* Goal: Set down the material once more, exactly as it appears.

* Data provided:
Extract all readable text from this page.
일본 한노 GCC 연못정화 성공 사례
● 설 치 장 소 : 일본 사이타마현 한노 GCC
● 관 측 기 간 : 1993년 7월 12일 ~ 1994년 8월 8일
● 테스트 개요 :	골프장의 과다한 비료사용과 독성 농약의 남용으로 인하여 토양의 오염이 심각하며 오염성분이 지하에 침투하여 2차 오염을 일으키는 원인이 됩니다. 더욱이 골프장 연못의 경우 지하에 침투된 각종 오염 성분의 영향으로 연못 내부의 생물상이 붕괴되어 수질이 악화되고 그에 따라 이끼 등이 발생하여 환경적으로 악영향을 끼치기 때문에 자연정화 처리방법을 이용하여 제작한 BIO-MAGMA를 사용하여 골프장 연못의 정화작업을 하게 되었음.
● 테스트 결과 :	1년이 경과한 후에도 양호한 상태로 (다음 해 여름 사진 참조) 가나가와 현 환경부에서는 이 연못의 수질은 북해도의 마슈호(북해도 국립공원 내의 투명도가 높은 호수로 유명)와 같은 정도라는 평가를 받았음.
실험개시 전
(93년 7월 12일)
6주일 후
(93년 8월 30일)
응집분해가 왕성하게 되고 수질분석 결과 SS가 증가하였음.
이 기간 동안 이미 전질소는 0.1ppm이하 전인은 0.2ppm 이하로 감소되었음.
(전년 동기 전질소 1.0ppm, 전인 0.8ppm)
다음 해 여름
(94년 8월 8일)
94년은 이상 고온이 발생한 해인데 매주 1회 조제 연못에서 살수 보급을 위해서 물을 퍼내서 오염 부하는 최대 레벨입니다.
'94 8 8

* Reply to the task:
Extract all readable text from this page.
일본 한노 GCC 연못정화 성공 사례
● 설 치 장 소 : 일본 사이타마현 한노 GCC
● 관 측 기 간 : 1993년 7월 12일 ~ 1994년 8월 8일
● 테스트 개요 :	골프장의 과다한 비료사용과 독성 농약의 남용으로 인하여 토양의 오염이 심각하며 오염성분이 지하에 침투하여 2차 오염을 일으키는 원인이 됩니다. 더욱이 골프장 연못의 경우 지하에 침투된 각종 오염 성분의 영향으로 연못 내부의 생물상이 붕괴되어 수질이 악화되고 그에 따라 이끼 등이 발생하여 환경적으로 악영향을 끼치기 때문에 자연정화 처리방법을 이용하여 제작한 BIO-MAGMA를 사용하여 골프장 연못의 정화작업을 하게 되었음.
● 테스트 결과 :	1년이 경과한 후에도 양호한 상태로 (다음 해 여름 사진 참조) 가나가와 현 환경부에서는 이 연못의 수질은 북해도의 마슈호(북해도 국립공원 내의 투명도가 높은 호수로 유명)와 같은 정도라는 평가를 받았음.
실험개시 전
(93년 7월 12일)
6주일 후
(93년 8월 30일)
응집분해가 왕성하게 되고 수질분석 결과 SS가 증가하였음.
이 기간 동안 이미 전질소는 0.1ppm이하 전인은 0.2ppm 이하로 감소되었음.
(전년 동기 전질소 1.0ppm, 전인 0.8ppm)
다음 해 여름
(94년 8월 8일)
94년은 이상 고온이 발생한 해인데 매주 1회 조제 연못에서 살수 보급을 위해서 물을 퍼내서 오염 부하는 최대 레벨입니다.
'94 8 8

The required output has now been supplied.